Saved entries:
★ ★ ★ ★ ★ ★ ★
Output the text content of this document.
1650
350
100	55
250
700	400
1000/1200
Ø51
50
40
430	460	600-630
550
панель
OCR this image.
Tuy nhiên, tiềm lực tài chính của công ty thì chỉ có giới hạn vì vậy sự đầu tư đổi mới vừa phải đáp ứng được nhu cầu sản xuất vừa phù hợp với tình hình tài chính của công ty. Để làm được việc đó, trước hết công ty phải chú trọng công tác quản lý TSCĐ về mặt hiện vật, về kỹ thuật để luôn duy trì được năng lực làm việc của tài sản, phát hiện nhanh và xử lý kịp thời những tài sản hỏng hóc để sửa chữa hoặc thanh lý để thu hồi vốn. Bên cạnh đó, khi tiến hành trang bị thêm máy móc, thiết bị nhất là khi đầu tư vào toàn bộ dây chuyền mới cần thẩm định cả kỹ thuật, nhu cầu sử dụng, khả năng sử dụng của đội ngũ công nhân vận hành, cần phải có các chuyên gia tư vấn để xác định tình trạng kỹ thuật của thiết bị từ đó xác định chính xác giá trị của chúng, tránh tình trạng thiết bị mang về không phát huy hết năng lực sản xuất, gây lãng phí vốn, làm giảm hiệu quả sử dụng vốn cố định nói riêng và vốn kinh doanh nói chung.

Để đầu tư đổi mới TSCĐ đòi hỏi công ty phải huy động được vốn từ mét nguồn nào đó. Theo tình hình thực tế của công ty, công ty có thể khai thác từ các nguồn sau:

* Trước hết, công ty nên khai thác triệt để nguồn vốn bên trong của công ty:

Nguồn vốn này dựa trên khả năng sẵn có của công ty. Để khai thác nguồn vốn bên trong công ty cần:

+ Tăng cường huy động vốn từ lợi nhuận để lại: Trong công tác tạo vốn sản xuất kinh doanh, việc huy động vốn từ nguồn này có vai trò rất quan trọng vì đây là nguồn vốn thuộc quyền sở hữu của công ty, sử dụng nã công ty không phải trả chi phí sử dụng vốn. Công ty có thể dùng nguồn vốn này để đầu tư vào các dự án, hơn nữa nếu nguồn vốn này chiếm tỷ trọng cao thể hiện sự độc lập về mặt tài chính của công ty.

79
★ ★ ★ ★ ★ ★ ★
- [PROBLEM TO SOLVE]
Starting from the line containing "OCR this image." and ending with the final line of the data, reproduce each line exactly as it appears, including no other lines.

- [EXERCISE SOLUTION]
OCR this image.
Tuy nhiên, tiềm lực tài chính của công ty thì chỉ có giới hạn vì vậy sự đầu tư đổi mới vừa phải đáp ứng được nhu cầu sản xuất vừa phù hợp với tình hình tài chính của công ty. Để làm được việc đó, trước hết công ty phải chú trọng công tác quản lý TSCĐ về mặt hiện vật, về kỹ thuật để luôn duy trì được năng lực làm việc của tài sản, phát hiện nhanh và xử lý kịp thời những tài sản hỏng hóc để sửa chữa hoặc thanh lý để thu hồi vốn. Bên cạnh đó, khi tiến hành trang bị thêm máy móc, thiết bị nhất là khi đầu tư vào toàn bộ dây chuyền mới cần thẩm định cả kỹ thuật, nhu cầu sử dụng, khả năng sử dụng của đội ngũ công nhân vận hành, cần phải có các chuyên gia tư vấn để xác định tình trạng kỹ thuật của thiết bị từ đó xác định chính xác giá trị của chúng, tránh tình trạng thiết bị mang về không phát huy hết năng lực sản xuất, gây lãng phí vốn, làm giảm hiệu quả sử dụng vốn cố định nói riêng và vốn kinh doanh nói chung.

Để đầu tư đổi mới TSCĐ đòi hỏi công ty phải huy động được vốn từ mét nguồn nào đó. Theo tình hình thực tế của công ty, công ty có thể khai thác từ các nguồn sau:

* Trước hết, công ty nên khai thác triệt để nguồn vốn bên trong của công ty:

Nguồn vốn này dựa trên khả năng sẵn có của công ty. Để khai thác nguồn vốn bên trong công ty cần:

+ Tăng cường huy động vốn từ lợi nhuận để lại: Trong công tác tạo vốn sản xuất kinh doanh, việc huy động vốn từ nguồn này có vai trò rất quan trọng vì đây là nguồn vốn thuộc quyền sở hữu của công ty, sử dụng nã công ty không phải trả chi phí sử dụng vốn. Công ty có thể dùng nguồn vốn này để đầu tư vào các dự án, hơn nữa nếu nguồn vốn này chiếm tỷ trọng cao thể hiện sự độc lập về mặt tài chính của công ty.

79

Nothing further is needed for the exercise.